What number of lines hold the word "Polygon"? State that number and nothing besides.

━━━━━━━━━━

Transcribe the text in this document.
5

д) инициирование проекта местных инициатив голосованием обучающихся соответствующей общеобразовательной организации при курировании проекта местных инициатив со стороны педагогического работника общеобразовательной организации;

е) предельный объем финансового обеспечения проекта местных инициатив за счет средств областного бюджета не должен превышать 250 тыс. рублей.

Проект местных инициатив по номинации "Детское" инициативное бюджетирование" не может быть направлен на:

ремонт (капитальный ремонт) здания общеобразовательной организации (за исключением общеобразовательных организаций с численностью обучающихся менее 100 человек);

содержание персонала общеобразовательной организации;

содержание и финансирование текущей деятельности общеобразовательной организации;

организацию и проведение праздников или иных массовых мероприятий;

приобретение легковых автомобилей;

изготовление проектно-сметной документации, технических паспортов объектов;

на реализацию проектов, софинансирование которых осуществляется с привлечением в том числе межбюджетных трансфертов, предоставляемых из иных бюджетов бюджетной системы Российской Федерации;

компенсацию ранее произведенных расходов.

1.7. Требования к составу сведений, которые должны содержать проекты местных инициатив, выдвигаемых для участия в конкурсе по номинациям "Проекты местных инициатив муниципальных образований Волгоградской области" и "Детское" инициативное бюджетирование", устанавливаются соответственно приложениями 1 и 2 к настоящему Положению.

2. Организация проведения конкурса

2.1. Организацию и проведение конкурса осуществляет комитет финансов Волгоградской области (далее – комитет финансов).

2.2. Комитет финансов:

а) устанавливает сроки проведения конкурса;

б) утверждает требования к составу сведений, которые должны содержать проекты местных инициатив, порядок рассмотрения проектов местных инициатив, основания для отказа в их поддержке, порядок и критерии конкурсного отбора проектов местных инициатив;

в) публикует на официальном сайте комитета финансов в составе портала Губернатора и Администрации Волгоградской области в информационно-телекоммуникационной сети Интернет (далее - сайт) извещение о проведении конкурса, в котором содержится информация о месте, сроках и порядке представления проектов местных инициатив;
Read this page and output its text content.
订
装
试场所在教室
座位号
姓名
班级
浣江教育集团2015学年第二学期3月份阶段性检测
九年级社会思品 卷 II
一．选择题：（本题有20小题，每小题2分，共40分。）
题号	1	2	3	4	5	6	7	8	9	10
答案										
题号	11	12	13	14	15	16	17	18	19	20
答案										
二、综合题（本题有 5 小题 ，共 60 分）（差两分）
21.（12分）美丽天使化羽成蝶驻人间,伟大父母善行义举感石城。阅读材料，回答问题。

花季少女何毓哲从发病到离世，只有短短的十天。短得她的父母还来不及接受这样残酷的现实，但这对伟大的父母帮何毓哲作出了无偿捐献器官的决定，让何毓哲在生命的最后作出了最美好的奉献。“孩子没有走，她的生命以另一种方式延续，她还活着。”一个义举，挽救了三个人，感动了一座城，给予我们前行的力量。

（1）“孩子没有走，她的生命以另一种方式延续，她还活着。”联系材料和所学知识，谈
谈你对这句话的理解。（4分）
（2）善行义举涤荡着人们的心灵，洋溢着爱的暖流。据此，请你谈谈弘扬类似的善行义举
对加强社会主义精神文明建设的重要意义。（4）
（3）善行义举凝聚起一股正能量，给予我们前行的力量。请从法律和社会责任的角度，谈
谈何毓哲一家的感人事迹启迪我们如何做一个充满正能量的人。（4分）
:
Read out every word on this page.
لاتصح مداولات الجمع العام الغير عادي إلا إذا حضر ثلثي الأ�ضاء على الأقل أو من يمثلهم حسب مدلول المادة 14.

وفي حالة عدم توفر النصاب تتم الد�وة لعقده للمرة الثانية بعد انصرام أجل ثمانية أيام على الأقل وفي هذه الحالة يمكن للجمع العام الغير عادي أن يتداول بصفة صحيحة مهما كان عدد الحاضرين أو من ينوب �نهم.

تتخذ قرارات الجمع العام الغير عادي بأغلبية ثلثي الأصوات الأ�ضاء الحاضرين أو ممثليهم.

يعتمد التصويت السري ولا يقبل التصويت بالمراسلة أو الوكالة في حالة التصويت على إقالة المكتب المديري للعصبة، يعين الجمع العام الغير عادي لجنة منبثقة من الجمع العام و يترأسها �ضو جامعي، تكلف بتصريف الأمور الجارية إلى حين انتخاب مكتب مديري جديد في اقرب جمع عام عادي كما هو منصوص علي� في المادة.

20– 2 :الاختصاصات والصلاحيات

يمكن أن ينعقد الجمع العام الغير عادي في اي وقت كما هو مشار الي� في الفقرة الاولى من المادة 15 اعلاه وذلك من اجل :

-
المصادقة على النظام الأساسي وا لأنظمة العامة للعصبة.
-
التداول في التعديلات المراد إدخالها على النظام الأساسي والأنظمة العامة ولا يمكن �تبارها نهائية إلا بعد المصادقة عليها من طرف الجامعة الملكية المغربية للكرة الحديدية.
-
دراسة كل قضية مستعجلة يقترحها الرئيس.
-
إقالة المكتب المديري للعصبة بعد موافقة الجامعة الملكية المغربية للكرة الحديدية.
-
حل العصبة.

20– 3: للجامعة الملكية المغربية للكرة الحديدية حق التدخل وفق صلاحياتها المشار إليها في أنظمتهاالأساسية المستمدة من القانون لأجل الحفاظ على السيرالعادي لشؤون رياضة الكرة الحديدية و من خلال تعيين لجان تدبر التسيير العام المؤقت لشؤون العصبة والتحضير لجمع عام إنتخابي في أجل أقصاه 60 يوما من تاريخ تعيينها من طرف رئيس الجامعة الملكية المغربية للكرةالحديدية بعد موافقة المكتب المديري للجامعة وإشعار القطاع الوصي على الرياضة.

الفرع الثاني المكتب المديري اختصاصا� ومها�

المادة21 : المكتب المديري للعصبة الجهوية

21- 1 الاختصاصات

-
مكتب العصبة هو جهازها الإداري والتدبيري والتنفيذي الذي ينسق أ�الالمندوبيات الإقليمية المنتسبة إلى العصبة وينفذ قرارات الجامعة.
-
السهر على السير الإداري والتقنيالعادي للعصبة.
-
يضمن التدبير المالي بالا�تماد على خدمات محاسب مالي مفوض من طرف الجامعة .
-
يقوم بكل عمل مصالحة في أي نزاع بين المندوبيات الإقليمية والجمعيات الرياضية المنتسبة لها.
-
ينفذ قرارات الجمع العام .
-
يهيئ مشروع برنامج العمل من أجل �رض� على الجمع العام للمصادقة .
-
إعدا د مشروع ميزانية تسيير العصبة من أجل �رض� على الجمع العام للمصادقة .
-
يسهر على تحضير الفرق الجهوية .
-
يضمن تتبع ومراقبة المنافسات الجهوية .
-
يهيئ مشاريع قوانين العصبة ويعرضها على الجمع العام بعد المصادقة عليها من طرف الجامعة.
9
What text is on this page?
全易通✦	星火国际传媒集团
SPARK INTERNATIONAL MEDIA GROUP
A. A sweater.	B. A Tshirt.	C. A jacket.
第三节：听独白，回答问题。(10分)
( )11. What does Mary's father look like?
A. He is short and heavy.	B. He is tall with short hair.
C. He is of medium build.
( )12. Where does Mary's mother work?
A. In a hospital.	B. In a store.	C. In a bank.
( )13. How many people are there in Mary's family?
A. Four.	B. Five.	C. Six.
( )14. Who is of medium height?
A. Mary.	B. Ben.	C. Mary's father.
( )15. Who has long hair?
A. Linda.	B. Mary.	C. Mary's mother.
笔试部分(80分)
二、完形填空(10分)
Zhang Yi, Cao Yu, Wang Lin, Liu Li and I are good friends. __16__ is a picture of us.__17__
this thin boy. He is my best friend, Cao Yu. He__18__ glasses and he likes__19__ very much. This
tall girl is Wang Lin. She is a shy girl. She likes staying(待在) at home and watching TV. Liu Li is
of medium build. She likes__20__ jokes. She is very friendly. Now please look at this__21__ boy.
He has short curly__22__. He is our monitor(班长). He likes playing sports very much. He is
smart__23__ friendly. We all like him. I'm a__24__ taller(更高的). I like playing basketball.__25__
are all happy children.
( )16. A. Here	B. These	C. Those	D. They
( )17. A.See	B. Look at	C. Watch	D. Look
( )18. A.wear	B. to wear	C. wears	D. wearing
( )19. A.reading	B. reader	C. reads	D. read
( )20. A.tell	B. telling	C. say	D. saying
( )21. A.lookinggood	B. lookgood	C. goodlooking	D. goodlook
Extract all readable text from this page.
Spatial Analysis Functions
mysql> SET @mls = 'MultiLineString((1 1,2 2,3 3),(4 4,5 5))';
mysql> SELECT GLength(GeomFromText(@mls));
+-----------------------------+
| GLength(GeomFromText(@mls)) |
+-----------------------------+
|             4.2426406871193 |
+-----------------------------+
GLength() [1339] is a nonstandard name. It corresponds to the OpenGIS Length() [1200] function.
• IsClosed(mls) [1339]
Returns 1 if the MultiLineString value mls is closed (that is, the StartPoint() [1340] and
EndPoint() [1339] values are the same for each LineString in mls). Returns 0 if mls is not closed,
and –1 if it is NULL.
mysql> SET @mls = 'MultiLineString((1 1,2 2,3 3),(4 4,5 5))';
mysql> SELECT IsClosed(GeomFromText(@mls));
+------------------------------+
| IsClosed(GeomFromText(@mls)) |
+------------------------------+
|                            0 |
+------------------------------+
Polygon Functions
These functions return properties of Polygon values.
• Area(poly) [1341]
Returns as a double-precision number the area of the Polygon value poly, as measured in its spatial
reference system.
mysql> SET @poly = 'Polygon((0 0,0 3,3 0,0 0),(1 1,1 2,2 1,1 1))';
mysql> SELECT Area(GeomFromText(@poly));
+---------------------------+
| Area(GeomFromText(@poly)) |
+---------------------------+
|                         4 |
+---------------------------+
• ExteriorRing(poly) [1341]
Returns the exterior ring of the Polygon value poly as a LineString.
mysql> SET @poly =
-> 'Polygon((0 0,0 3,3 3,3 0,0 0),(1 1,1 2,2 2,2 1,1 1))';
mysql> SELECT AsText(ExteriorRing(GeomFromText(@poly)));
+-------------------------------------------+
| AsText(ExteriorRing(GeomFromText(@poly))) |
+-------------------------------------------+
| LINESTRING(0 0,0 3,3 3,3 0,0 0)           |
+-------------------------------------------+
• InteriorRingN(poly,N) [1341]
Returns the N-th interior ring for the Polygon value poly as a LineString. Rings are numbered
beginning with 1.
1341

━━━━━━━━━━

§ **RESPONSE TO THIS TASK**: 7